▼

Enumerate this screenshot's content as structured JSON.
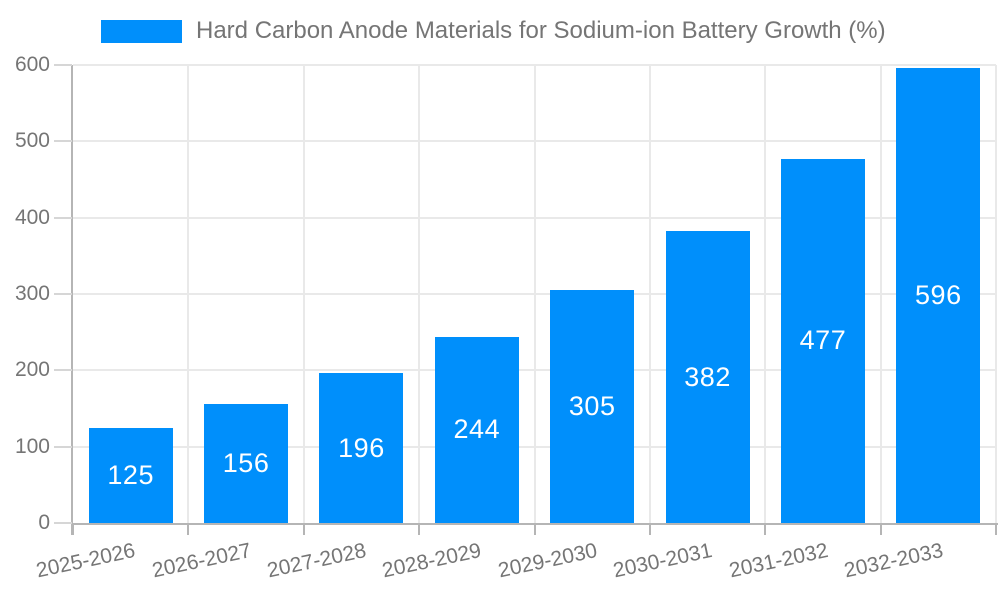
{
  "legend": {
    "series_label": "Hard Carbon Anode Materials for Sodium-ion Battery Growth (%)",
    "swatch_color": "#008FFB"
  },
  "chart_data": {
    "type": "bar",
    "title": "Hard Carbon Anode Materials for Sodium-ion Battery Growth (%)",
    "xlabel": "",
    "ylabel": "",
    "categories": [
      "2025-2026",
      "2026-2027",
      "2027-2028",
      "2028-2029",
      "2029-2030",
      "2030-2031",
      "2031-2032",
      "2032-2033"
    ],
    "series": [
      {
        "name": "Hard Carbon Anode Materials for Sodium-ion Battery Growth (%)",
        "values": [
          125,
          156,
          196,
          244,
          305,
          382,
          477,
          596
        ]
      }
    ],
    "values": [
      125,
      156,
      196,
      244,
      305,
      382,
      477,
      596
    ],
    "ylim": [
      0,
      600
    ],
    "yticks": [
      0,
      100,
      200,
      300,
      400,
      500,
      600
    ],
    "grid": true,
    "legend_position": "top-left",
    "x_label_rotation_deg": -12,
    "colors": {
      "bar": "#008FFB",
      "data_label": "#ffffff",
      "axis_text": "#757575",
      "grid_line": "#e9e9e9",
      "axis_line": "#b5b5b5",
      "y_tick": "#d6d6d6"
    }
  }
}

▲

Requirement:
Quote the data exactly, leaving every image out of the copy.

The solution:
Enumerate this screenshot's content as structured JSON.
{
  "legend": {
    "series_label": "Hard Carbon Anode Materials for Sodium-ion Battery Growth (%)",
    "swatch_color": "#008FFB"
  },
  "chart_data": {
    "type": "bar",
    "title": "Hard Carbon Anode Materials for Sodium-ion Battery Growth (%)",
    "xlabel": "",
    "ylabel": "",
    "categories": [
      "2025-2026",
      "2026-2027",
      "2027-2028",
      "2028-2029",
      "2029-2030",
      "2030-2031",
      "2031-2032",
      "2032-2033"
    ],
    "series": [
      {
        "name": "Hard Carbon Anode Materials for Sodium-ion Battery Growth (%)",
        "values": [
          125,
          156,
          196,
          244,
          305,
          382,
          477,
          596
        ]
      }
    ],
    "values": [
      125,
      156,
      196,
      244,
      305,
      382,
      477,
      596
    ],
    "ylim": [
      0,
      600
    ],
    "yticks": [
      0,
      100,
      200,
      300,
      400,
      500,
      600
    ],
    "grid": true,
    "legend_position": "top-left",
    "x_label_rotation_deg": -12,
    "colors": {
      "bar": "#008FFB",
      "data_label": "#ffffff",
      "axis_text": "#757575",
      "grid_line": "#e9e9e9",
      "axis_line": "#b5b5b5",
      "y_tick": "#d6d6d6"
    }
  }
}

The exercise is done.